#### [To be done]
Will you output all of the data below exactly, omitting the images?

#### [Data entries]
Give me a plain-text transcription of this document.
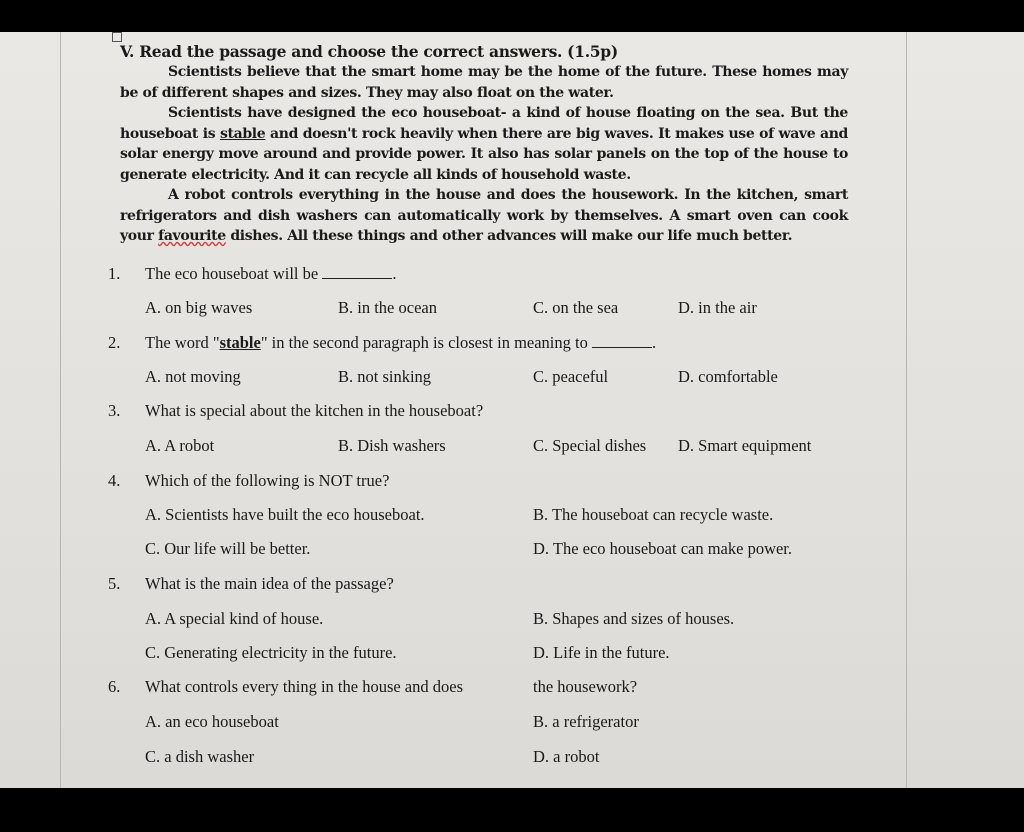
V. Read the passage and choose the correct answers. (1.5p)

Scientists believe that the smart home may be the home of the future. These homes may be of different shapes and sizes. They may also float on the water.

Scientists have designed the eco houseboat- a kind of house floating on the sea. But the houseboat is stable and doesn't rock heavily when there are big waves. It makes use of wave and solar energy move around and provide power. It also has solar panels on the top of the house to generate electricity. And it can recycle all kinds of household waste.

A robot controls everything in the house and does the housework. In the kitchen, smart refrigerators and dish washers can automatically work by themselves. A smart oven can cook your favourite dishes. All these things and other advances will make our life much better.

1. The eco houseboat will be	.
A. on big waves	B. in the ocean	C. on the sea	D. in the air
2. The word "stable" in the second paragraph is closest in meaning to	.
A. not moving	B. not sinking	C. peaceful	D. comfortable
3. What is special about the kitchen in the houseboat?
A. A robot	B. Dish washers	C. Special dishes D. Smart equipment
4. Which of the following is NOT true?
A. Scientists have built the eco houseboat.	B. The houseboat can recycle waste.
C. Our life will be better.	D. The eco houseboat can make power.
5. What is the main idea of the passage?
A. A special kind of house.	B. Shapes and sizes of houses.
C. Generating electricity in the future.	D. Life in the future.
6. What controls every thing in the house and does	the housework?
A. an eco houseboat	B. a refrigerator
C. a dish washer	D. a robot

#### [Full response]
Give me a plain-text transcription of this document.
V. Read the passage and choose the correct answers. (1.5p)

Scientists believe that the smart home may be the home of the future. These homes may be of different shapes and sizes. They may also float on the water.

Scientists have designed the eco houseboat- a kind of house floating on the sea. But the houseboat is stable and doesn't rock heavily when there are big waves. It makes use of wave and solar energy move around and provide power. It also has solar panels on the top of the house to generate electricity. And it can recycle all kinds of household waste.

A robot controls everything in the house and does the housework. In the kitchen, smart refrigerators and dish washers can automatically work by themselves. A smart oven can cook your favourite dishes. All these things and other advances will make our life much better.

1. The eco houseboat will be	.
A. on big waves	B. in the ocean	C. on the sea	D. in the air
2. The word "stable" in the second paragraph is closest in meaning to	.
A. not moving	B. not sinking	C. peaceful	D. comfortable
3. What is special about the kitchen in the houseboat?
A. A robot	B. Dish washers	C. Special dishes D. Smart equipment
4. Which of the following is NOT true?
A. Scientists have built the eco houseboat.	B. The houseboat can recycle waste.
C. Our life will be better.	D. The eco houseboat can make power.
5. What is the main idea of the passage?
A. A special kind of house.	B. Shapes and sizes of houses.
C. Generating electricity in the future.	D. Life in the future.
6. What controls every thing in the house and does	the housework?
A. an eco houseboat	B. a refrigerator
C. a dish washer	D. a robot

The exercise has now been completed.